* [Task description]:
Among the following entries, count the lines that contain "информационного" and report only the result.

* start Records provided *

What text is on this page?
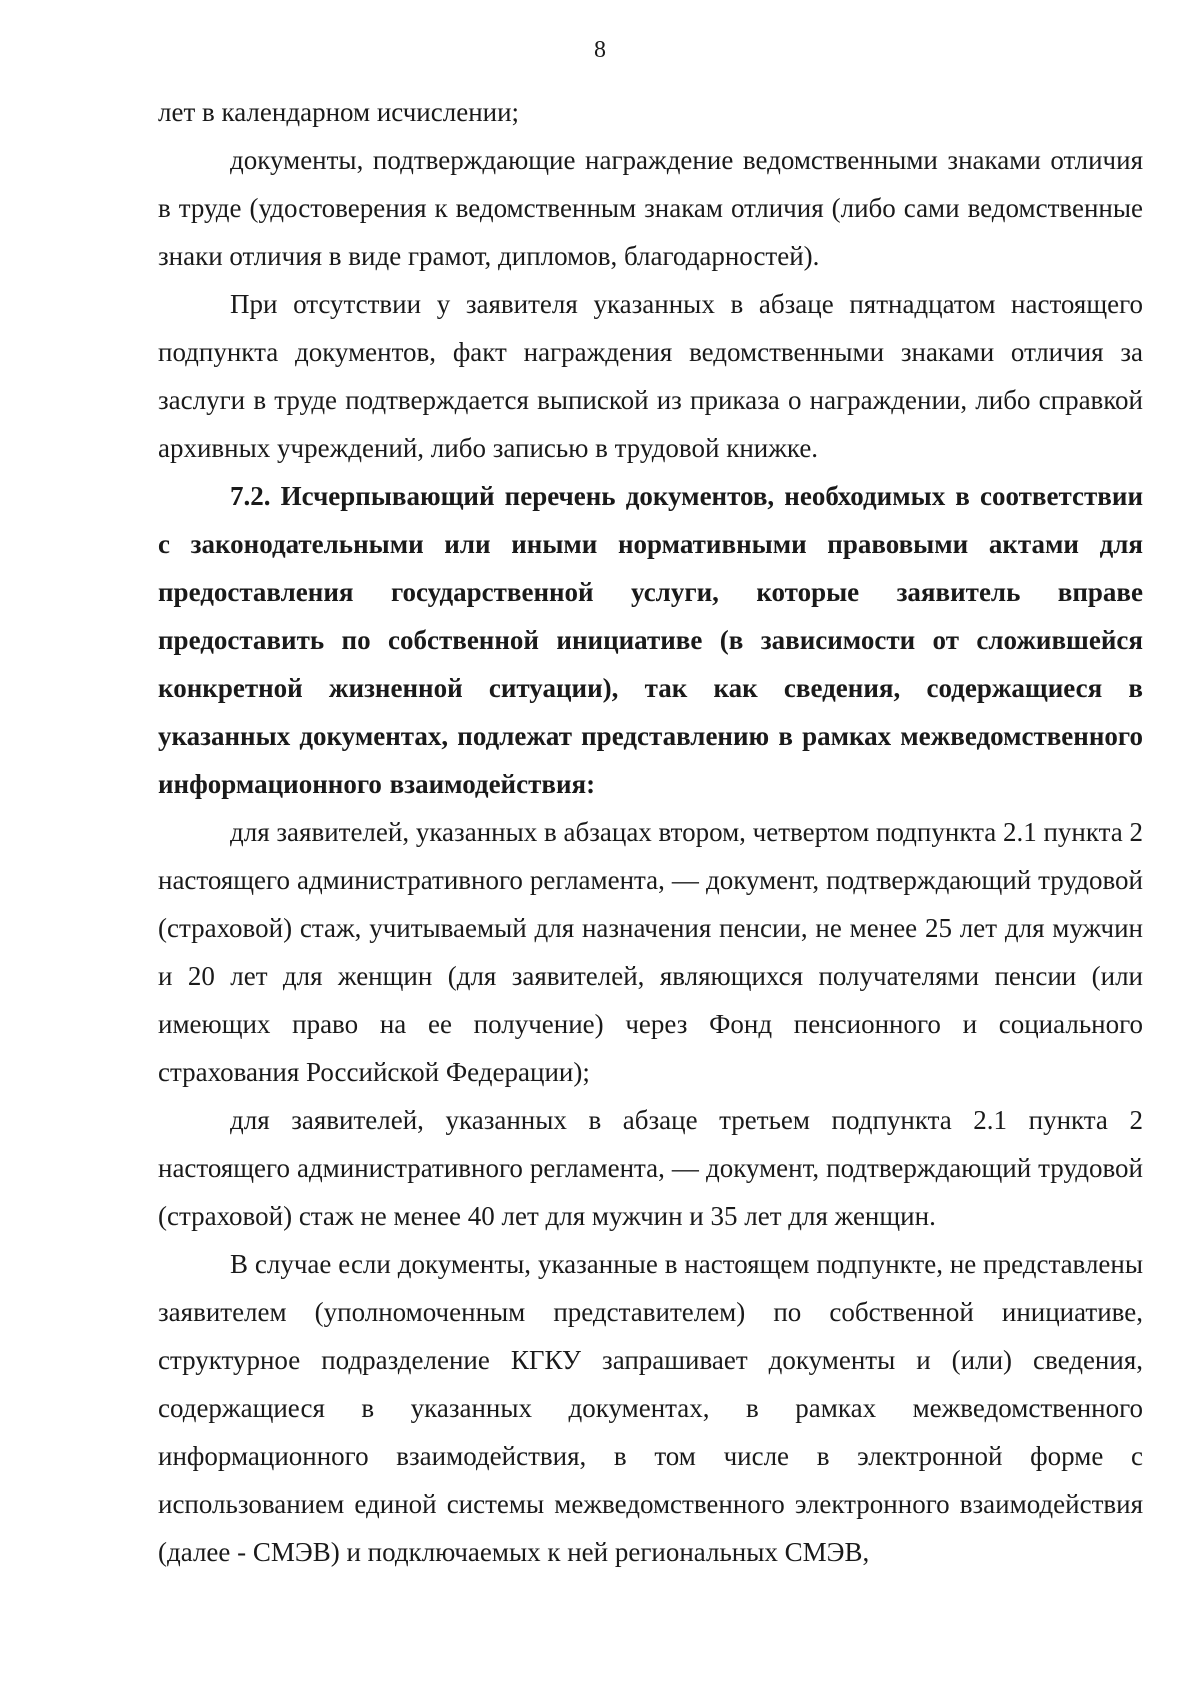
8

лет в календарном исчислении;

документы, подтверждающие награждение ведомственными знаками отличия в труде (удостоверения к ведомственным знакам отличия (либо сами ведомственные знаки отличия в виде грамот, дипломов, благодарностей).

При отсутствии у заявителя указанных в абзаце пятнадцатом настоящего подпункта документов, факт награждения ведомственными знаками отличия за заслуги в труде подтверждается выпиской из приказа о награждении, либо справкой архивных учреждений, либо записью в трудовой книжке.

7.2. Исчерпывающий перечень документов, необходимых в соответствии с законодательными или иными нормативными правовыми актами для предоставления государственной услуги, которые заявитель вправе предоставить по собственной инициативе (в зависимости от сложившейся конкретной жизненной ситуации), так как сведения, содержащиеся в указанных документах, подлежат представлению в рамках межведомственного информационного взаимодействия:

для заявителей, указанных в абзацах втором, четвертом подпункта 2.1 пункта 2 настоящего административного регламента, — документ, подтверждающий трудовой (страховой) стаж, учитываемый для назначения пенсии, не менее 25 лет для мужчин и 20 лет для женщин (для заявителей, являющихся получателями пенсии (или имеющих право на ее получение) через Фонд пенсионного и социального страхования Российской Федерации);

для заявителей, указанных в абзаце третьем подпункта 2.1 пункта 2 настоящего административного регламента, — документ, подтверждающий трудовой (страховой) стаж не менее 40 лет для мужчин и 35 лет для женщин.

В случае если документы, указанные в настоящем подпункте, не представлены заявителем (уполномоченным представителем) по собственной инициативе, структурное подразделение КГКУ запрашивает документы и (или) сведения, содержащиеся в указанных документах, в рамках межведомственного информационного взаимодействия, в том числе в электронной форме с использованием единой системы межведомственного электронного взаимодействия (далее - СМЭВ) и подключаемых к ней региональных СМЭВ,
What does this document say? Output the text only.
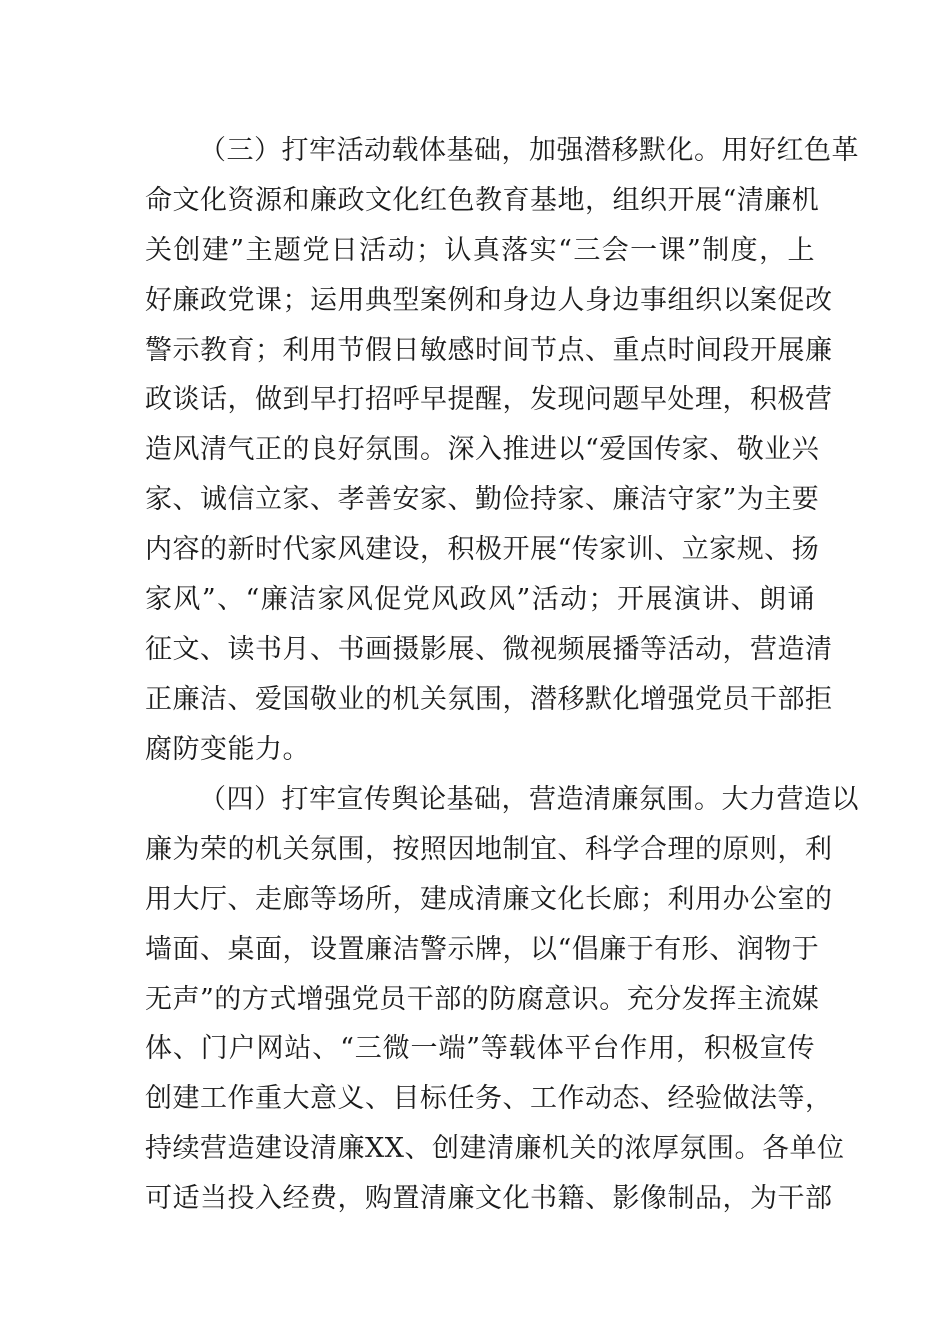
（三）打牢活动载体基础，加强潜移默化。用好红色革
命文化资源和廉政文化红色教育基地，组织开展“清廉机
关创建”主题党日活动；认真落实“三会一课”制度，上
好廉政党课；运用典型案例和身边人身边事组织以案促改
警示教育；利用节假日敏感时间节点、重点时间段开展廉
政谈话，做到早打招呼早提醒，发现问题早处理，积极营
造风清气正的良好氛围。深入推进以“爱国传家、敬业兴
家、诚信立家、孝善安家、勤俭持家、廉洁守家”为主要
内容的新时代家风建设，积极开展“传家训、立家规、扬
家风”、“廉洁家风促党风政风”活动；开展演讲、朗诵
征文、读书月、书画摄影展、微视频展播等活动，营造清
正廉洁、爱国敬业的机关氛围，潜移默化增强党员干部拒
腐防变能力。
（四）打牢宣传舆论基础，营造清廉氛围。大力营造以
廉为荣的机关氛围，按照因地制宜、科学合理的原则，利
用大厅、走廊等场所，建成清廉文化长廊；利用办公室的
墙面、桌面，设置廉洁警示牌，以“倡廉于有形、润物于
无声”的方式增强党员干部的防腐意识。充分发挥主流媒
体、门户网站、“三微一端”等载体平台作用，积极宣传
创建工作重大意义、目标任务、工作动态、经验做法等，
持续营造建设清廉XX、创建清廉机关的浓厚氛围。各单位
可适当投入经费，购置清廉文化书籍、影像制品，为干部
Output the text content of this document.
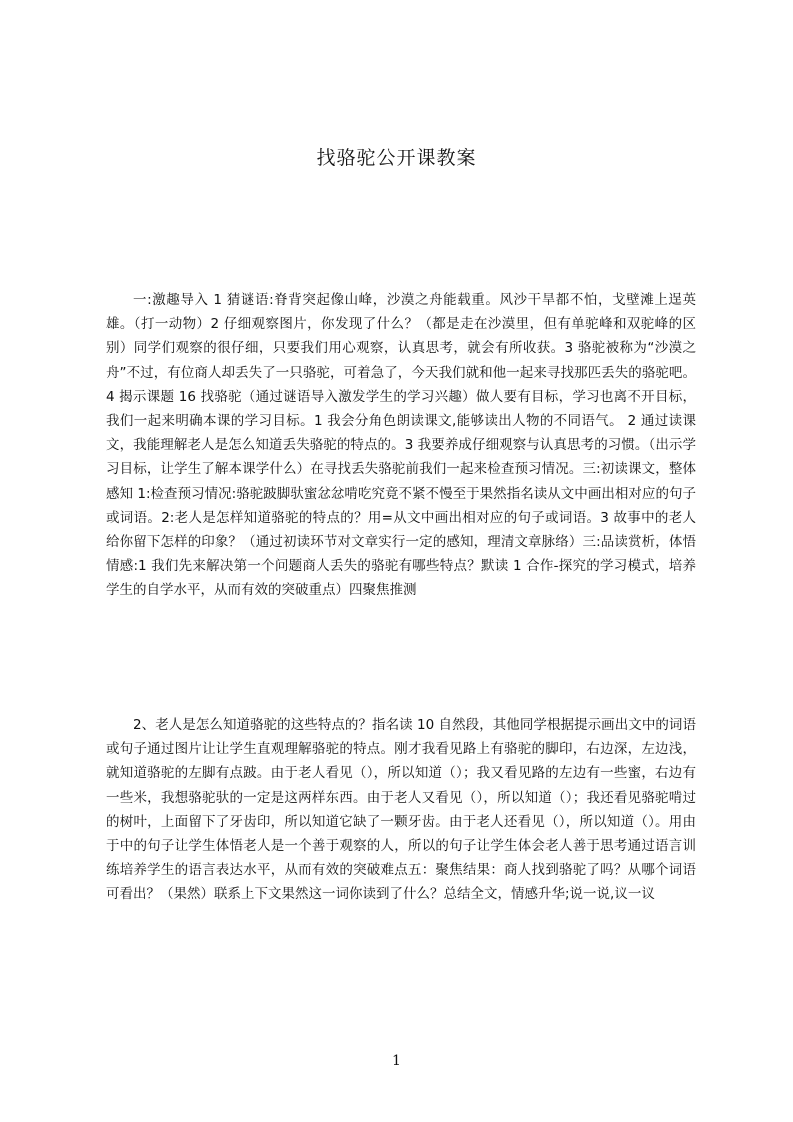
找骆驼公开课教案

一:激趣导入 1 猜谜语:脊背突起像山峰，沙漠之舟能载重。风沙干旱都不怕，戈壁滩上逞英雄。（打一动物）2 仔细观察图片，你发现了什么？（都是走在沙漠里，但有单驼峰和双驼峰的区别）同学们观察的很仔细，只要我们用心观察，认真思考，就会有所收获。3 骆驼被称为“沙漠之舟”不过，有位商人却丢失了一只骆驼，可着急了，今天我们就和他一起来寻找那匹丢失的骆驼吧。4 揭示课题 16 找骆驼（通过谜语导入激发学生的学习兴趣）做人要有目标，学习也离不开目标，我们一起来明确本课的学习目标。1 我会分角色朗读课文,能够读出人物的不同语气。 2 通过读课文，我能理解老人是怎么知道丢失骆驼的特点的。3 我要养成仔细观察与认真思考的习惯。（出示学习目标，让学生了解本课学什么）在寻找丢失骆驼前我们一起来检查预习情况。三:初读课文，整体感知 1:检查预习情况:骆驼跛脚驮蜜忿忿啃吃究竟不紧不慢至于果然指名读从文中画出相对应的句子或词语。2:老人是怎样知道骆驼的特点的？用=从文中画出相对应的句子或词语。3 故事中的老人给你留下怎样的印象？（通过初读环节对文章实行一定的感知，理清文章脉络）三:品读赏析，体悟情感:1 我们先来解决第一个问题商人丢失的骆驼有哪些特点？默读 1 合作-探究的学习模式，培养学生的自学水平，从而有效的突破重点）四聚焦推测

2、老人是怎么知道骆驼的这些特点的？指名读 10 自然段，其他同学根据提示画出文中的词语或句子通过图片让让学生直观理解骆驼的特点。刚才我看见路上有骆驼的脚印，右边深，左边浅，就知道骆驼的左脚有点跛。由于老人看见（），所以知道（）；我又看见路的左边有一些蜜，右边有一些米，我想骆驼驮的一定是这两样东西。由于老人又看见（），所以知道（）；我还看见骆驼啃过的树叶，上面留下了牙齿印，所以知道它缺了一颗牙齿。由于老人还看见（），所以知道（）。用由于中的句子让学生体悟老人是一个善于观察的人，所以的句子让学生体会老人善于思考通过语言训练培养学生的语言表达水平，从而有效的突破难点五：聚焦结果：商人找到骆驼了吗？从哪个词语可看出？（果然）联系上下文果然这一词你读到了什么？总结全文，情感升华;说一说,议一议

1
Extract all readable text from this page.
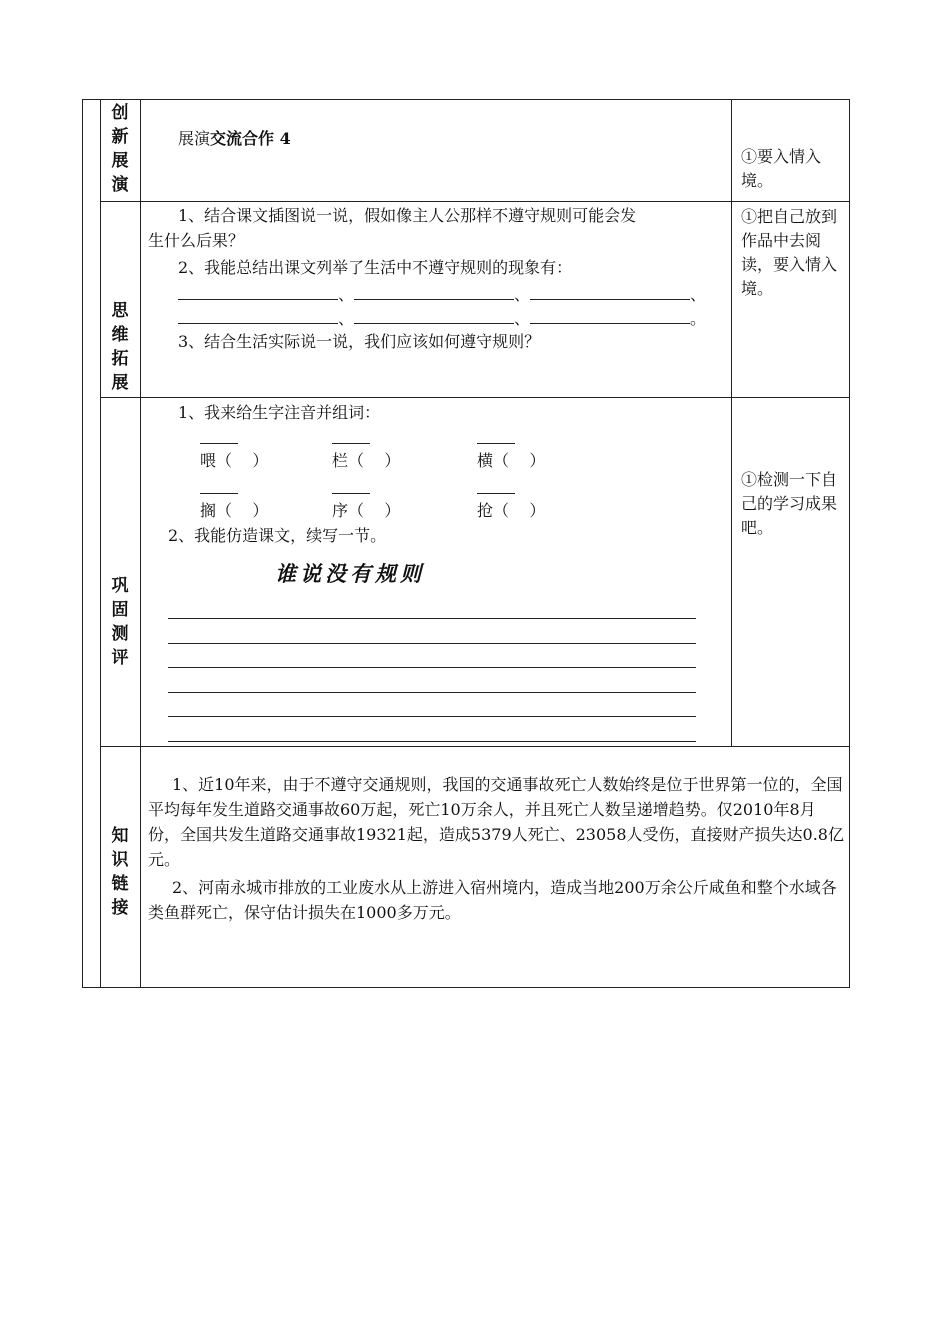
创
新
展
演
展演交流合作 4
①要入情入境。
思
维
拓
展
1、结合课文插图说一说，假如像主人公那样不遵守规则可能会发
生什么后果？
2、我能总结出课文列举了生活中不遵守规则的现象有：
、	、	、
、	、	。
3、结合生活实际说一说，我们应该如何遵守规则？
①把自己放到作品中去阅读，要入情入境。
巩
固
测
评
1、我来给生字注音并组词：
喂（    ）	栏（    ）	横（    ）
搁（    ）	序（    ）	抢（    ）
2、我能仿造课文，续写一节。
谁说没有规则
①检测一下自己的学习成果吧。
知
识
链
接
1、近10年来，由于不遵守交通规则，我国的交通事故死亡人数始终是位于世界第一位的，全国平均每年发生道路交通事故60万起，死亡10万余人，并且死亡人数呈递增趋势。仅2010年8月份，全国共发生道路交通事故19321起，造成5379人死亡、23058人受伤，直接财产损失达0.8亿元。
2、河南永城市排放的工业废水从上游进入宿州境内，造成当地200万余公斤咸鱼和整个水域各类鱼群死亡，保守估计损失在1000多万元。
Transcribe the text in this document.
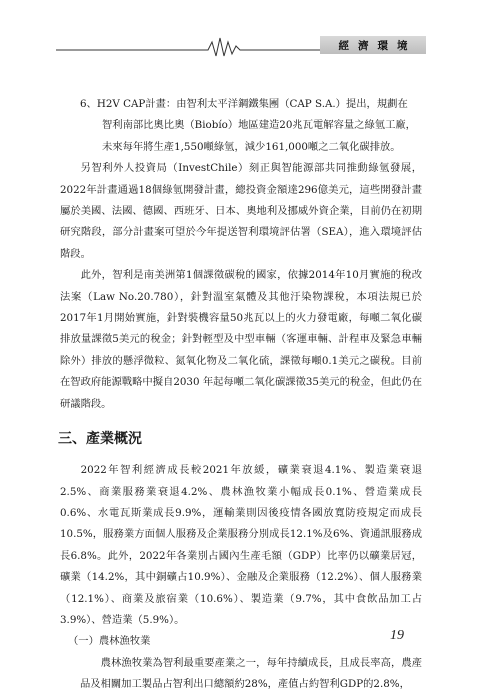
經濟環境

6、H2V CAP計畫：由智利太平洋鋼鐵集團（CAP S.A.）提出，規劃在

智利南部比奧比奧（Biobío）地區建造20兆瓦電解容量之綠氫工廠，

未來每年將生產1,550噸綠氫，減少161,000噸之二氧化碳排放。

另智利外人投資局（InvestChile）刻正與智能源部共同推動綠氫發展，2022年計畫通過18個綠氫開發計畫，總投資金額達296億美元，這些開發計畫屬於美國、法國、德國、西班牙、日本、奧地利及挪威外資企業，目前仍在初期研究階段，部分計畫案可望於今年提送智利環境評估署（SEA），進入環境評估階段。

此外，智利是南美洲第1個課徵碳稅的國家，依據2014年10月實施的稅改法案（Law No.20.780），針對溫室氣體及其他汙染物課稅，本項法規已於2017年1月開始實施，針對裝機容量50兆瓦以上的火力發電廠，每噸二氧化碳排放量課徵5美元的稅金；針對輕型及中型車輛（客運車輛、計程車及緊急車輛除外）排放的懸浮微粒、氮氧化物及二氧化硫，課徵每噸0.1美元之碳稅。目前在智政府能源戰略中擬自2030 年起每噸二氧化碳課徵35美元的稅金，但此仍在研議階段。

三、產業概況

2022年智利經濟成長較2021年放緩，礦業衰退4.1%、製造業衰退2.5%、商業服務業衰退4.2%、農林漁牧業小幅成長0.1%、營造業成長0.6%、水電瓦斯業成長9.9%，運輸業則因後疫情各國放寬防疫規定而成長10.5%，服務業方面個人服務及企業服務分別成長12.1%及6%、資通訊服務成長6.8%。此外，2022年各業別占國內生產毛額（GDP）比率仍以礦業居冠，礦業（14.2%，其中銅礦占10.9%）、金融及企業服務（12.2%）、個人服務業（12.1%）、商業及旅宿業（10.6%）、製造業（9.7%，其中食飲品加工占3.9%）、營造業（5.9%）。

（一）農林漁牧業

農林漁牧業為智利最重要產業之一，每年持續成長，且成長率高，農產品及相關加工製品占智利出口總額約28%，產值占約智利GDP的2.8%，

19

* end Records provided *

* [Solution to the exercise]:
2